** start EXCERPTED RECORDS **

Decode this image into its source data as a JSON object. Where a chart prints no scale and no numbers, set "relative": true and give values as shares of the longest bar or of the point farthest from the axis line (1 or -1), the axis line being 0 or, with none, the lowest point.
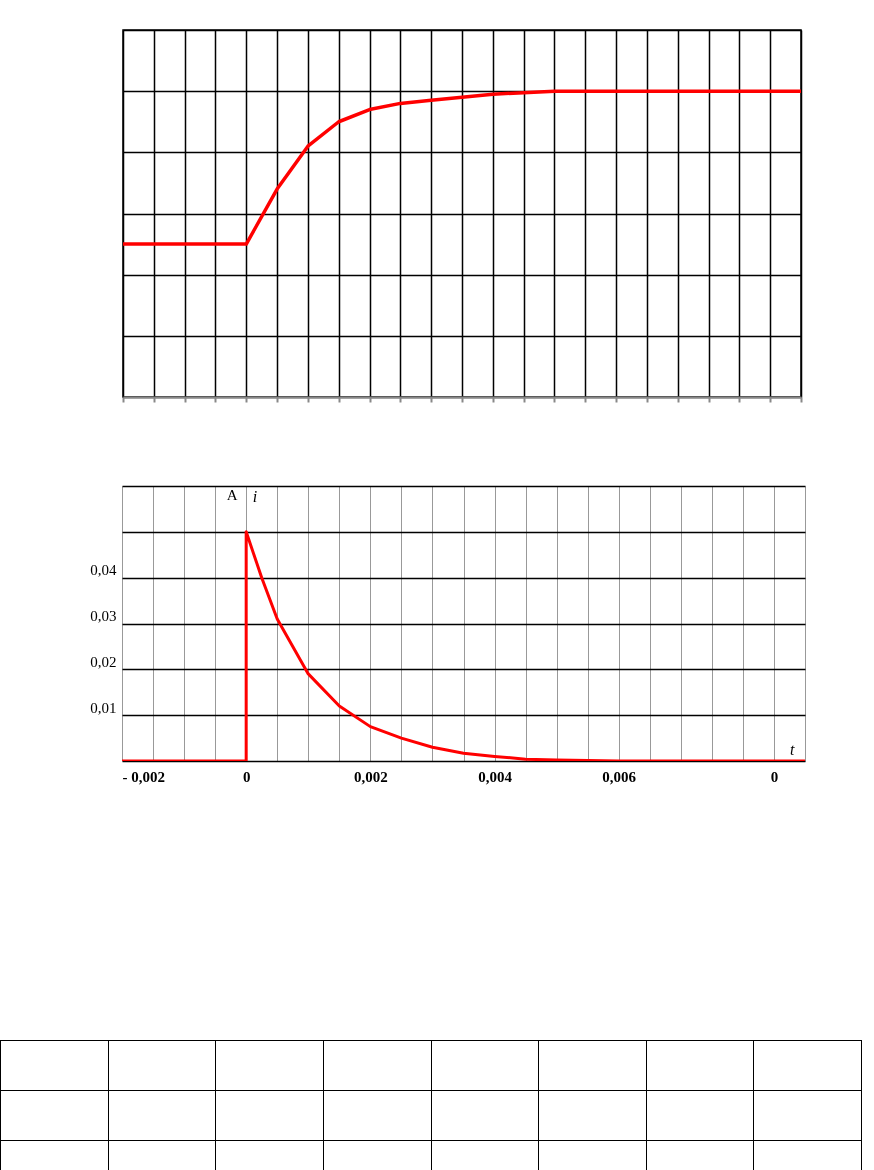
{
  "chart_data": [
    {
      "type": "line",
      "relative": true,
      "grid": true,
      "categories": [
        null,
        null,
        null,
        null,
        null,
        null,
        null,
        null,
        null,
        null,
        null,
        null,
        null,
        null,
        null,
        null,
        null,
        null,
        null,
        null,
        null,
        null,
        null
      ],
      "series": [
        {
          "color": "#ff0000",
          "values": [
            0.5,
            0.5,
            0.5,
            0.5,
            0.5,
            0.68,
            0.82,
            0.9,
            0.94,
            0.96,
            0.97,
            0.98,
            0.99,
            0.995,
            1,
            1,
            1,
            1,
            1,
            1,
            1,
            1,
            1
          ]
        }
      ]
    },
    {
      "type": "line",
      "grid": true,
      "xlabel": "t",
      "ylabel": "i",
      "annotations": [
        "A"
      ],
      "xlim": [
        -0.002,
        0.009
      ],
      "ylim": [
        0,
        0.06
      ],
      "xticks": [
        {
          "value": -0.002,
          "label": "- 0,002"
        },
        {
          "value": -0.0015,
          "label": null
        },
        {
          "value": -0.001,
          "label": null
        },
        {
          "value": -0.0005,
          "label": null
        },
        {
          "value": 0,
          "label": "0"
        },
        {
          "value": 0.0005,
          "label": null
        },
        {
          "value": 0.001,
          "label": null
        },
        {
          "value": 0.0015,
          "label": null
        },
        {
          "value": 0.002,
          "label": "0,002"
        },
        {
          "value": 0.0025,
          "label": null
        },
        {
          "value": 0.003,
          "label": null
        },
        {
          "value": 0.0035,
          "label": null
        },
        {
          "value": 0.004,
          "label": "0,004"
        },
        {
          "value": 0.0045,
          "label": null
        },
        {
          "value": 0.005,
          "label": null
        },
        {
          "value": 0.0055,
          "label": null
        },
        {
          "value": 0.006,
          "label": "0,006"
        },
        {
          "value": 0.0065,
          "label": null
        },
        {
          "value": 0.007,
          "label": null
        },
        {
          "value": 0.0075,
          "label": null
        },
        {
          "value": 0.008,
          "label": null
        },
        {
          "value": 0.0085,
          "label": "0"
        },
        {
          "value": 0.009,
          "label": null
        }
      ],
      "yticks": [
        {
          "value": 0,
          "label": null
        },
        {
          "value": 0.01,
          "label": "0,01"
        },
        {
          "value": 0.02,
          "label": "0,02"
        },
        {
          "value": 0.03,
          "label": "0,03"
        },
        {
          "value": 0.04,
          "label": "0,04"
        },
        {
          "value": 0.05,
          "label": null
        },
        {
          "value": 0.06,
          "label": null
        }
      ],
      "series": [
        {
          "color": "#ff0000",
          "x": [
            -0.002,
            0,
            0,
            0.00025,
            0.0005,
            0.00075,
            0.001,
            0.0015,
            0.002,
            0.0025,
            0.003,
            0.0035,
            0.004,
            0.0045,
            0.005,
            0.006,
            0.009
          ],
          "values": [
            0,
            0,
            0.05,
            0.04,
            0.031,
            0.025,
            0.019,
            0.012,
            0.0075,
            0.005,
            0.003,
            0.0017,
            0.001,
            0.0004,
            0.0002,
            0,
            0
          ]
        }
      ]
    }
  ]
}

** end EXCERPTED RECORDS **

EXERCISE DETAILS: Transcribe all of the records above character for character. Exclude the pictures.

RESPONSE TO THE TASK:
Decode this image into its source data as a JSON object. Where a chart prints no scale and no numbers, set "relative": true and give values as shares of the longest bar or of the point farthest from the axis line (1 or -1), the axis line being 0 or, with none, the lowest point.
{
  "chart_data": [
    {
      "type": "line",
      "relative": true,
      "grid": true,
      "categories": [
        null,
        null,
        null,
        null,
        null,
        null,
        null,
        null,
        null,
        null,
        null,
        null,
        null,
        null,
        null,
        null,
        null,
        null,
        null,
        null,
        null,
        null,
        null
      ],
      "series": [
        {
          "color": "#ff0000",
          "values": [
            0.5,
            0.5,
            0.5,
            0.5,
            0.5,
            0.68,
            0.82,
            0.9,
            0.94,
            0.96,
            0.97,
            0.98,
            0.99,
            0.995,
            1,
            1,
            1,
            1,
            1,
            1,
            1,
            1,
            1
          ]
        }
      ]
    },
    {
      "type": "line",
      "grid": true,
      "xlabel": "t",
      "ylabel": "i",
      "annotations": [
        "A"
      ],
      "xlim": [
        -0.002,
        0.009
      ],
      "ylim": [
        0,
        0.06
      ],
      "xticks": [
        {
          "value": -0.002,
          "label": "- 0,002"
        },
        {
          "value": -0.0015,
          "label": null
        },
        {
          "value": -0.001,
          "label": null
        },
        {
          "value": -0.0005,
          "label": null
        },
        {
          "value": 0,
          "label": "0"
        },
        {
          "value": 0.0005,
          "label": null
        },
        {
          "value": 0.001,
          "label": null
        },
        {
          "value": 0.0015,
          "label": null
        },
        {
          "value": 0.002,
          "label": "0,002"
        },
        {
          "value": 0.0025,
          "label": null
        },
        {
          "value": 0.003,
          "label": null
        },
        {
          "value": 0.0035,
          "label": null
        },
        {
          "value": 0.004,
          "label": "0,004"
        },
        {
          "value": 0.0045,
          "label": null
        },
        {
          "value": 0.005,
          "label": null
        },
        {
          "value": 0.0055,
          "label": null
        },
        {
          "value": 0.006,
          "label": "0,006"
        },
        {
          "value": 0.0065,
          "label": null
        },
        {
          "value": 0.007,
          "label": null
        },
        {
          "value": 0.0075,
          "label": null
        },
        {
          "value": 0.008,
          "label": null
        },
        {
          "value": 0.0085,
          "label": "0"
        },
        {
          "value": 0.009,
          "label": null
        }
      ],
      "yticks": [
        {
          "value": 0,
          "label": null
        },
        {
          "value": 0.01,
          "label": "0,01"
        },
        {
          "value": 0.02,
          "label": "0,02"
        },
        {
          "value": 0.03,
          "label": "0,03"
        },
        {
          "value": 0.04,
          "label": "0,04"
        },
        {
          "value": 0.05,
          "label": null
        },
        {
          "value": 0.06,
          "label": null
        }
      ],
      "series": [
        {
          "color": "#ff0000",
          "x": [
            -0.002,
            0,
            0,
            0.00025,
            0.0005,
            0.00075,
            0.001,
            0.0015,
            0.002,
            0.0025,
            0.003,
            0.0035,
            0.004,
            0.0045,
            0.005,
            0.006,
            0.009
          ],
          "values": [
            0,
            0,
            0.05,
            0.04,
            0.031,
            0.025,
            0.019,
            0.012,
            0.0075,
            0.005,
            0.003,
            0.0017,
            0.001,
            0.0004,
            0.0002,
            0,
            0
          ]
        }
      ]
    }
  ]
}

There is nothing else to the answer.